*What is being asked:* Would you restate all the data that follows, word for word?

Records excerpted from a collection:
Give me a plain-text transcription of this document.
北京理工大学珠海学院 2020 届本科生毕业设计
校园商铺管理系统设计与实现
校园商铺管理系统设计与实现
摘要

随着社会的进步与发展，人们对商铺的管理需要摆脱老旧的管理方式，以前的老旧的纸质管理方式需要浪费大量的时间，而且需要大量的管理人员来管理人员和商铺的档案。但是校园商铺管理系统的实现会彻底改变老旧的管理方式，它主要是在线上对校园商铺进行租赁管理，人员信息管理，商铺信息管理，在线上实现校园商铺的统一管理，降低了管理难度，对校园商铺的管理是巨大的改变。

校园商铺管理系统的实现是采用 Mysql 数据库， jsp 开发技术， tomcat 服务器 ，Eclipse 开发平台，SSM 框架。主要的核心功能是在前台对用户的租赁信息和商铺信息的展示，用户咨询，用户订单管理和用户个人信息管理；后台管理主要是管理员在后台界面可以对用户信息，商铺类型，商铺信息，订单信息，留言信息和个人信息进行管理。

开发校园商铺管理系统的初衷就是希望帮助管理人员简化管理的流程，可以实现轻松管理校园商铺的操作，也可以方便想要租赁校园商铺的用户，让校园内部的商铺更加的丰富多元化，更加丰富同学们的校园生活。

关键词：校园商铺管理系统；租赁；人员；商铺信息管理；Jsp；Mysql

*Complete answer:*
Give me a plain-text transcription of this document.
北京理工大学珠海学院 2020 届本科生毕业设计
校园商铺管理系统设计与实现
校园商铺管理系统设计与实现
摘要

随着社会的进步与发展，人们对商铺的管理需要摆脱老旧的管理方式，以前的老旧的纸质管理方式需要浪费大量的时间，而且需要大量的管理人员来管理人员和商铺的档案。但是校园商铺管理系统的实现会彻底改变老旧的管理方式，它主要是在线上对校园商铺进行租赁管理，人员信息管理，商铺信息管理，在线上实现校园商铺的统一管理，降低了管理难度，对校园商铺的管理是巨大的改变。

校园商铺管理系统的实现是采用 Mysql 数据库， jsp 开发技术， tomcat 服务器 ，Eclipse 开发平台，SSM 框架。主要的核心功能是在前台对用户的租赁信息和商铺信息的展示，用户咨询，用户订单管理和用户个人信息管理；后台管理主要是管理员在后台界面可以对用户信息，商铺类型，商铺信息，订单信息，留言信息和个人信息进行管理。

开发校园商铺管理系统的初衷就是希望帮助管理人员简化管理的流程，可以实现轻松管理校园商铺的操作，也可以方便想要租赁校园商铺的用户，让校园内部的商铺更加的丰富多元化，更加丰富同学们的校园生活。

关键词：校园商铺管理系统；租赁；人员；商铺信息管理；Jsp；Mysql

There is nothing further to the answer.